_INSTRUCTION_
Every entry must be repeated exactly. Exclude all pictures.
**** GIVEN DATA ****
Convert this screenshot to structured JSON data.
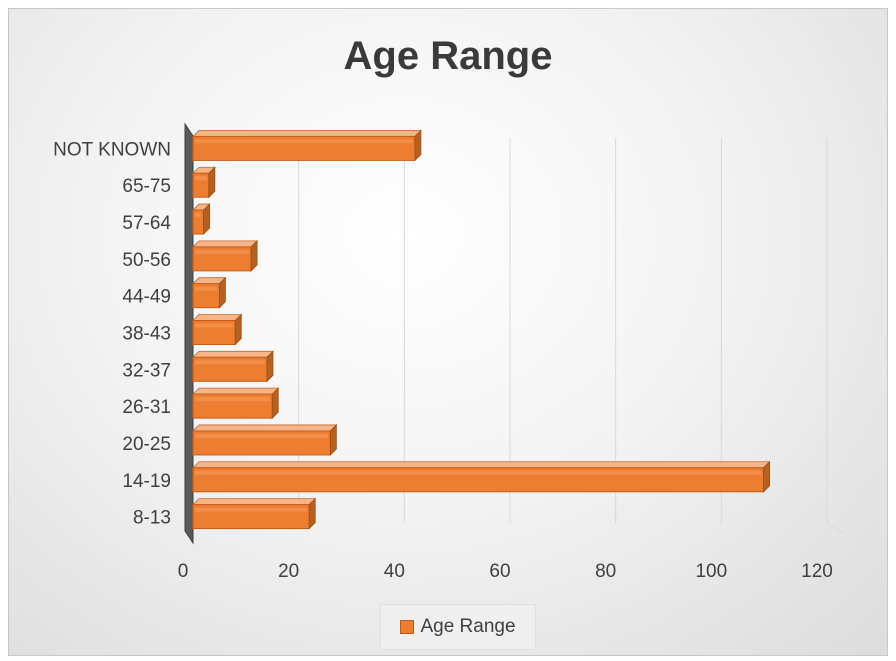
{
  "chart_data": {
    "type": "bar",
    "orientation": "horizontal",
    "title": "Age Range",
    "categories": [
      "8-13",
      "14-19",
      "20-25",
      "26-31",
      "32-37",
      "38-43",
      "44-49",
      "50-56",
      "57-64",
      "65-75",
      "NOT KNOWN"
    ],
    "series": [
      {
        "name": "Age Range",
        "values": [
          22,
          108,
          26,
          15,
          14,
          8,
          5,
          11,
          2,
          3,
          42
        ]
      }
    ],
    "xlim": [
      0,
      120
    ],
    "xticks": [
      0,
      20,
      40,
      60,
      80,
      100,
      120
    ],
    "grid": true,
    "legend": "bottom",
    "bar_color": "#ed7d31",
    "bar_edge_color": "#b85c1d"
  }
}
****
_OUTPUT OF THE EXERCISE_
Convert this screenshot to structured JSON data.
{
  "chart_data": {
    "type": "bar",
    "orientation": "horizontal",
    "title": "Age Range",
    "categories": [
      "8-13",
      "14-19",
      "20-25",
      "26-31",
      "32-37",
      "38-43",
      "44-49",
      "50-56",
      "57-64",
      "65-75",
      "NOT KNOWN"
    ],
    "series": [
      {
        "name": "Age Range",
        "values": [
          22,
          108,
          26,
          15,
          14,
          8,
          5,
          11,
          2,
          3,
          42
        ]
      }
    ],
    "xlim": [
      0,
      120
    ],
    "xticks": [
      0,
      20,
      40,
      60,
      80,
      100,
      120
    ],
    "grid": true,
    "legend": "bottom",
    "bar_color": "#ed7d31",
    "bar_edge_color": "#b85c1d"
  }
}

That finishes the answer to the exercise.